### Task:
Every line of the material below should be repeated exactly.

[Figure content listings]
[Start]

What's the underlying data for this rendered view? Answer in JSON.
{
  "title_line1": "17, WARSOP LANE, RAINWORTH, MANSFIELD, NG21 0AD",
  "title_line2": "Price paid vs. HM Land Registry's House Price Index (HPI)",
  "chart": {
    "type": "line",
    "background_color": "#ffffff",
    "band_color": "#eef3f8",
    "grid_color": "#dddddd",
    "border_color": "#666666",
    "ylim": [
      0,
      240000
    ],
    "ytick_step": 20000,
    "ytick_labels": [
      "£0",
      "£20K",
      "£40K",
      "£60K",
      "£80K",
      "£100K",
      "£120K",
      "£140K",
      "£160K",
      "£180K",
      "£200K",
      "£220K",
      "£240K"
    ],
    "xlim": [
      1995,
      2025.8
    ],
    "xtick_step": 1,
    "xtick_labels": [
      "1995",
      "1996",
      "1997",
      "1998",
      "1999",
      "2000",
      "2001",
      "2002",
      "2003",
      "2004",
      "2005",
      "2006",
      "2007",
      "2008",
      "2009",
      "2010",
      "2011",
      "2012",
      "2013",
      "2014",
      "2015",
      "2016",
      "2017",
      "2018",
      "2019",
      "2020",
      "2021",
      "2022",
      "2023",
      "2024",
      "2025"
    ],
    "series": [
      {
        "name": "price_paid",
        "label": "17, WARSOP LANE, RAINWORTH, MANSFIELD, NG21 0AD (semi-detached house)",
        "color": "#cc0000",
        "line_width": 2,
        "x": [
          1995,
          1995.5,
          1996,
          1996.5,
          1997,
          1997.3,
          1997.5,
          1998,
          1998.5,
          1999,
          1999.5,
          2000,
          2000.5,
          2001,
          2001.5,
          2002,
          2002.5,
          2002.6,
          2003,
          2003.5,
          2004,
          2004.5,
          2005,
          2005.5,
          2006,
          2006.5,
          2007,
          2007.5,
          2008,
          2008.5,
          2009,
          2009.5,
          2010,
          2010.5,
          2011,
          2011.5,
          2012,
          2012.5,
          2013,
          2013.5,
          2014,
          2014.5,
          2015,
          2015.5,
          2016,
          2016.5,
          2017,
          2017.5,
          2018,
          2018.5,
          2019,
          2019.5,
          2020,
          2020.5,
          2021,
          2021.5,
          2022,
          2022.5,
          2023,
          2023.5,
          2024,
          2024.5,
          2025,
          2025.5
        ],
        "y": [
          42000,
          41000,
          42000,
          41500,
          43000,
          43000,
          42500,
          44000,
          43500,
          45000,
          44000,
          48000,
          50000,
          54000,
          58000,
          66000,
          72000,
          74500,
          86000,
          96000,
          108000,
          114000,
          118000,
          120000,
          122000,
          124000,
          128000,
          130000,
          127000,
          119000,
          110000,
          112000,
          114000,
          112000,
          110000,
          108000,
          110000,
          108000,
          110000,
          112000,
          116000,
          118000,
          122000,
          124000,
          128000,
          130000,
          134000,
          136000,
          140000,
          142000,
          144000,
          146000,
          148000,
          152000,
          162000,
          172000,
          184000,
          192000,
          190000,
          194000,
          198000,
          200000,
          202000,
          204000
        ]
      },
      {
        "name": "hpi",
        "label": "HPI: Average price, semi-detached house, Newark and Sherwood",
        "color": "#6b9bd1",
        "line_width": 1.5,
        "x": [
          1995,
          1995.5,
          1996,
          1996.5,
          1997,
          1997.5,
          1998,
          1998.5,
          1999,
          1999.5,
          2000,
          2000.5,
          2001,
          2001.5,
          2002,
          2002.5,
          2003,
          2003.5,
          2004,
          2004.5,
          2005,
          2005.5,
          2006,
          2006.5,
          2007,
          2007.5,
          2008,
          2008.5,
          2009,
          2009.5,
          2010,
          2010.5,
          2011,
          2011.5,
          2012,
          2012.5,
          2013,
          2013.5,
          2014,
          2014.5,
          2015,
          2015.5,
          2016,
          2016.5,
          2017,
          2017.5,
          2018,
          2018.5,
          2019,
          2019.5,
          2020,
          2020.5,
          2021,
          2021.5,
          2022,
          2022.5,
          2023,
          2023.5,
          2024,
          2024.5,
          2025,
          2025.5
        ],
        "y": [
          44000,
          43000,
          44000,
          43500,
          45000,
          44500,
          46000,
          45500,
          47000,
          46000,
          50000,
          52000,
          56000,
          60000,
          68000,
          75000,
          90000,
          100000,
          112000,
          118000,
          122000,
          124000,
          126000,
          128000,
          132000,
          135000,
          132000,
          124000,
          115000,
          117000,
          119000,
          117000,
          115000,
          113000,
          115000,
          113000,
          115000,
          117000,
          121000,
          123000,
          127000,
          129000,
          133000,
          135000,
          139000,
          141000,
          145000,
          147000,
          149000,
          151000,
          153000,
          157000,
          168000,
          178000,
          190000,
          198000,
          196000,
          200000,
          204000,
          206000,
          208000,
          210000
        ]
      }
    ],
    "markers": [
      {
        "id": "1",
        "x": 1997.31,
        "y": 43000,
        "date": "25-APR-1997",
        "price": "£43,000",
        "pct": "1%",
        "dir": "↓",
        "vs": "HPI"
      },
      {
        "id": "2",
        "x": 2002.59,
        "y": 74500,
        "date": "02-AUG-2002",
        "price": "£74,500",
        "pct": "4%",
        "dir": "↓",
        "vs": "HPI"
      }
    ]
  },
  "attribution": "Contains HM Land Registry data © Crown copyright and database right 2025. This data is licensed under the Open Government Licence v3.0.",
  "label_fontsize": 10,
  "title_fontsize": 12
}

[End]

### Correct output:
What's the underlying data for this rendered view? Answer in JSON.
{
  "title_line1": "17, WARSOP LANE, RAINWORTH, MANSFIELD, NG21 0AD",
  "title_line2": "Price paid vs. HM Land Registry's House Price Index (HPI)",
  "chart": {
    "type": "line",
    "background_color": "#ffffff",
    "band_color": "#eef3f8",
    "grid_color": "#dddddd",
    "border_color": "#666666",
    "ylim": [
      0,
      240000
    ],
    "ytick_step": 20000,
    "ytick_labels": [
      "£0",
      "£20K",
      "£40K",
      "£60K",
      "£80K",
      "£100K",
      "£120K",
      "£140K",
      "£160K",
      "£180K",
      "£200K",
      "£220K",
      "£240K"
    ],
    "xlim": [
      1995,
      2025.8
    ],
    "xtick_step": 1,
    "xtick_labels": [
      "1995",
      "1996",
      "1997",
      "1998",
      "1999",
      "2000",
      "2001",
      "2002",
      "2003",
      "2004",
      "2005",
      "2006",
      "2007",
      "2008",
      "2009",
      "2010",
      "2011",
      "2012",
      "2013",
      "2014",
      "2015",
      "2016",
      "2017",
      "2018",
      "2019",
      "2020",
      "2021",
      "2022",
      "2023",
      "2024",
      "2025"
    ],
    "series": [
      {
        "name": "price_paid",
        "label": "17, WARSOP LANE, RAINWORTH, MANSFIELD, NG21 0AD (semi-detached house)",
        "color": "#cc0000",
        "line_width": 2,
        "x": [
          1995,
          1995.5,
          1996,
          1996.5,
          1997,
          1997.3,
          1997.5,
          1998,
          1998.5,
          1999,
          1999.5,
          2000,
          2000.5,
          2001,
          2001.5,
          2002,
          2002.5,
          2002.6,
          2003,
          2003.5,
          2004,
          2004.5,
          2005,
          2005.5,
          2006,
          2006.5,
          2007,
          2007.5,
          2008,
          2008.5,
          2009,
          2009.5,
          2010,
          2010.5,
          2011,
          2011.5,
          2012,
          2012.5,
          2013,
          2013.5,
          2014,
          2014.5,
          2015,
          2015.5,
          2016,
          2016.5,
          2017,
          2017.5,
          2018,
          2018.5,
          2019,
          2019.5,
          2020,
          2020.5,
          2021,
          2021.5,
          2022,
          2022.5,
          2023,
          2023.5,
          2024,
          2024.5,
          2025,
          2025.5
        ],
        "y": [
          42000,
          41000,
          42000,
          41500,
          43000,
          43000,
          42500,
          44000,
          43500,
          45000,
          44000,
          48000,
          50000,
          54000,
          58000,
          66000,
          72000,
          74500,
          86000,
          96000,
          108000,
          114000,
          118000,
          120000,
          122000,
          124000,
          128000,
          130000,
          127000,
          119000,
          110000,
          112000,
          114000,
          112000,
          110000,
          108000,
          110000,
          108000,
          110000,
          112000,
          116000,
          118000,
          122000,
          124000,
          128000,
          130000,
          134000,
          136000,
          140000,
          142000,
          144000,
          146000,
          148000,
          152000,
          162000,
          172000,
          184000,
          192000,
          190000,
          194000,
          198000,
          200000,
          202000,
          204000
        ]
      },
      {
        "name": "hpi",
        "label": "HPI: Average price, semi-detached house, Newark and Sherwood",
        "color": "#6b9bd1",
        "line_width": 1.5,
        "x": [
          1995,
          1995.5,
          1996,
          1996.5,
          1997,
          1997.5,
          1998,
          1998.5,
          1999,
          1999.5,
          2000,
          2000.5,
          2001,
          2001.5,
          2002,
          2002.5,
          2003,
          2003.5,
          2004,
          2004.5,
          2005,
          2005.5,
          2006,
          2006.5,
          2007,
          2007.5,
          2008,
          2008.5,
          2009,
          2009.5,
          2010,
          2010.5,
          2011,
          2011.5,
          2012,
          2012.5,
          2013,
          2013.5,
          2014,
          2014.5,
          2015,
          2015.5,
          2016,
          2016.5,
          2017,
          2017.5,
          2018,
          2018.5,
          2019,
          2019.5,
          2020,
          2020.5,
          2021,
          2021.5,
          2022,
          2022.5,
          2023,
          2023.5,
          2024,
          2024.5,
          2025,
          2025.5
        ],
        "y": [
          44000,
          43000,
          44000,
          43500,
          45000,
          44500,
          46000,
          45500,
          47000,
          46000,
          50000,
          52000,
          56000,
          60000,
          68000,
          75000,
          90000,
          100000,
          112000,
          118000,
          122000,
          124000,
          126000,
          128000,
          132000,
          135000,
          132000,
          124000,
          115000,
          117000,
          119000,
          117000,
          115000,
          113000,
          115000,
          113000,
          115000,
          117000,
          121000,
          123000,
          127000,
          129000,
          133000,
          135000,
          139000,
          141000,
          145000,
          147000,
          149000,
          151000,
          153000,
          157000,
          168000,
          178000,
          190000,
          198000,
          196000,
          200000,
          204000,
          206000,
          208000,
          210000
        ]
      }
    ],
    "markers": [
      {
        "id": "1",
        "x": 1997.31,
        "y": 43000,
        "date": "25-APR-1997",
        "price": "£43,000",
        "pct": "1%",
        "dir": "↓",
        "vs": "HPI"
      },
      {
        "id": "2",
        "x": 2002.59,
        "y": 74500,
        "date": "02-AUG-2002",
        "price": "£74,500",
        "pct": "4%",
        "dir": "↓",
        "vs": "HPI"
      }
    ]
  },
  "attribution": "Contains HM Land Registry data © Crown copyright and database right 2025. This data is licensed under the Open Government Licence v3.0.",
  "label_fontsize": 10,
  "title_fontsize": 12
}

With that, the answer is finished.